» **Goal**: Your task is to output the data exactly as it stands.

» **Material to process**:

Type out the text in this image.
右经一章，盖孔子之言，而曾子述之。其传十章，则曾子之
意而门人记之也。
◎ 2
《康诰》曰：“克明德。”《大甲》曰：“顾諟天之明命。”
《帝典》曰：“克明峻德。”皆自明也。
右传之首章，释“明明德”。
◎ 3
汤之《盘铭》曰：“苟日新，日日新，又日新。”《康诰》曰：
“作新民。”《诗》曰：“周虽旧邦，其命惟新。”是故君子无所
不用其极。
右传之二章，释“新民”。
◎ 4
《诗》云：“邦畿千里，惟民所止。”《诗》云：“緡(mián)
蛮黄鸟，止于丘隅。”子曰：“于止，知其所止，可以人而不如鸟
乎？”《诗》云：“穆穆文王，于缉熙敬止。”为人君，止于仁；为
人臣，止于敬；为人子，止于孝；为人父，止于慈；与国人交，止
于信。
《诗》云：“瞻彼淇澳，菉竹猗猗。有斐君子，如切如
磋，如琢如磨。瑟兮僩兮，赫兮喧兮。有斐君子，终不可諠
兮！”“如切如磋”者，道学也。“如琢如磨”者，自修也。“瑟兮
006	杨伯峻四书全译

» **The answer**:
Type out the text in this image.
右经一章，盖孔子之言，而曾子述之。其传十章，则曾子之
意而门人记之也。
◎ 2
《康诰》曰：“克明德。”《大甲》曰：“顾諟天之明命。”
《帝典》曰：“克明峻德。”皆自明也。
右传之首章，释“明明德”。
◎ 3
汤之《盘铭》曰：“苟日新，日日新，又日新。”《康诰》曰：
“作新民。”《诗》曰：“周虽旧邦，其命惟新。”是故君子无所
不用其极。
右传之二章，释“新民”。
◎ 4
《诗》云：“邦畿千里，惟民所止。”《诗》云：“緡(mián)
蛮黄鸟，止于丘隅。”子曰：“于止，知其所止，可以人而不如鸟
乎？”《诗》云：“穆穆文王，于缉熙敬止。”为人君，止于仁；为
人臣，止于敬；为人子，止于孝；为人父，止于慈；与国人交，止
于信。
《诗》云：“瞻彼淇澳，菉竹猗猗。有斐君子，如切如
磋，如琢如磨。瑟兮僩兮，赫兮喧兮。有斐君子，终不可諠
兮！”“如切如磋”者，道学也。“如琢如磨”者，自修也。“瑟兮
006	杨伯峻四书全译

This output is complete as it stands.